▶ [Exercise aim]
Narrow the data below down to the lines containing "vlnky".

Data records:
>> start
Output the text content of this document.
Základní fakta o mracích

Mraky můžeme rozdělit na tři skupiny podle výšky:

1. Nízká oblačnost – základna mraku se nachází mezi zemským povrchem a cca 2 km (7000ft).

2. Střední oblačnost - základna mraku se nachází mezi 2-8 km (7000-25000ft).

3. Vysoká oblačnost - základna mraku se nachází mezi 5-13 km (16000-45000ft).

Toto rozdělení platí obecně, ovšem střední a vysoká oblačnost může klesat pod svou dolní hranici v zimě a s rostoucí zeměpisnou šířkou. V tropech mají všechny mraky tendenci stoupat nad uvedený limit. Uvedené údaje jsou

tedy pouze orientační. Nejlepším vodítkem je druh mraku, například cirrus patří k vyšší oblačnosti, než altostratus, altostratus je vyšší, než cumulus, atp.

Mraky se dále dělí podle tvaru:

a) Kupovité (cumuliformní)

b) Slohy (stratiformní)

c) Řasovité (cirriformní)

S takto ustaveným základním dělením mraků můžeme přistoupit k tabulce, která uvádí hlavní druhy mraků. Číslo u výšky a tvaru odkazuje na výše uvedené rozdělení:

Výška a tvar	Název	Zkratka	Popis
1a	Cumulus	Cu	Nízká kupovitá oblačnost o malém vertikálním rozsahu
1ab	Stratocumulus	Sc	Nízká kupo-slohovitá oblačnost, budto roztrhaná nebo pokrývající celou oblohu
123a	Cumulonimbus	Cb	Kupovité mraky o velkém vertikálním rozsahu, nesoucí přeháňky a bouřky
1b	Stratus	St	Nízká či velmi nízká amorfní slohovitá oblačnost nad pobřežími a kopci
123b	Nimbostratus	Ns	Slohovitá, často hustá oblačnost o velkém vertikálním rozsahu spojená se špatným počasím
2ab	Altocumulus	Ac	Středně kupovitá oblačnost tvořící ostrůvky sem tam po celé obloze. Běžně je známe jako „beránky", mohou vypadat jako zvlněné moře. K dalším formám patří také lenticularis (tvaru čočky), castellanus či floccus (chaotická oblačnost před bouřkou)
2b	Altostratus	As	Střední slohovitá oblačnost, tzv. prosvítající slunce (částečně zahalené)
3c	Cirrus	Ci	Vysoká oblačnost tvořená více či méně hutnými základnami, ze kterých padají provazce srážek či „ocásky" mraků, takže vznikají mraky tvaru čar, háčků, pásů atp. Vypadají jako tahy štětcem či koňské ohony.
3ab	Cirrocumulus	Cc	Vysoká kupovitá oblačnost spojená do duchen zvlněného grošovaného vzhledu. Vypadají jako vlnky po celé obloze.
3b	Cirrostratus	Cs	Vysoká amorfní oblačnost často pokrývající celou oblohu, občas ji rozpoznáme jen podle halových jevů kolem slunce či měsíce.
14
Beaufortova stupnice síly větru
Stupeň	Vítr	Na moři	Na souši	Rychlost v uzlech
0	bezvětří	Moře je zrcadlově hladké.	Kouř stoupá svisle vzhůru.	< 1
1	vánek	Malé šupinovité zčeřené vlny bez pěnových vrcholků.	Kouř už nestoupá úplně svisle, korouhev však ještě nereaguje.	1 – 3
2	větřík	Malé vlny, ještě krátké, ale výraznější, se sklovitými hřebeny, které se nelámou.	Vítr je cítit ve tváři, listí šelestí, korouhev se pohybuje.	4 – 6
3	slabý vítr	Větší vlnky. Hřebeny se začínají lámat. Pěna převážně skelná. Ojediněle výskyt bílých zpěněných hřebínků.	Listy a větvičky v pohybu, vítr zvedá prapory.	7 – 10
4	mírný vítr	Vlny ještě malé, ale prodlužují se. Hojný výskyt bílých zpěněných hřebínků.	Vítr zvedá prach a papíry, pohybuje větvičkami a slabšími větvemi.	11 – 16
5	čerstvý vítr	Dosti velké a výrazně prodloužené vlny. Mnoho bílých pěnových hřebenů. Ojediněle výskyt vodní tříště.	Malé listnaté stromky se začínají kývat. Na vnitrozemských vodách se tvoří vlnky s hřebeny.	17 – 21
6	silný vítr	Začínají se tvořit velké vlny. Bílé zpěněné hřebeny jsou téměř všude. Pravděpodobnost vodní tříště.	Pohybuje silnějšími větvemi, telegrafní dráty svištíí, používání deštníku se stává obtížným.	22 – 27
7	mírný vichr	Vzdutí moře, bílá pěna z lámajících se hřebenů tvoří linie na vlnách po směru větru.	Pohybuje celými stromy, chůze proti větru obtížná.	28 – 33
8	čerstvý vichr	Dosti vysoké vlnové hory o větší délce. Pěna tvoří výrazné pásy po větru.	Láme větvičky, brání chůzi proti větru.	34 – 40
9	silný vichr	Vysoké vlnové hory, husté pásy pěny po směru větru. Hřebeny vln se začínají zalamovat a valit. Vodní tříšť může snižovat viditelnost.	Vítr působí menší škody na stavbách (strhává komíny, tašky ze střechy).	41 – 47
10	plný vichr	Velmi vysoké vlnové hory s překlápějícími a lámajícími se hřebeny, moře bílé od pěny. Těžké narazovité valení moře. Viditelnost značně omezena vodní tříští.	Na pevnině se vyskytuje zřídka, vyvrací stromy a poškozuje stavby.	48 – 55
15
>> end
▶ [Output of the exercise]
3ab	Cirrocumulus	Cc	Vysoká kupovitá oblačnost spojená do duchen zvlněného grošovaného vzhledu. Vypadají jako vlnky po celé obloze.
3	slabý vítr	Větší vlnky. Hřebeny se začínají lámat. Pěna převážně skelná. Ojediněle výskyt bílých zpěněných hřebínků.	Listy a větvičky v pohybu, vítr zvedá prapory.	7 – 10
5	čerstvý vítr	Dosti velké a výrazně prodloužené vlny. Mnoho bílých pěnových hřebenů. Ojediněle výskyt vodní tříště.	Malé listnaté stromky se začínají kývat. Na vnitrozemských vodách se tvoří vlnky s hřebeny.	17 – 21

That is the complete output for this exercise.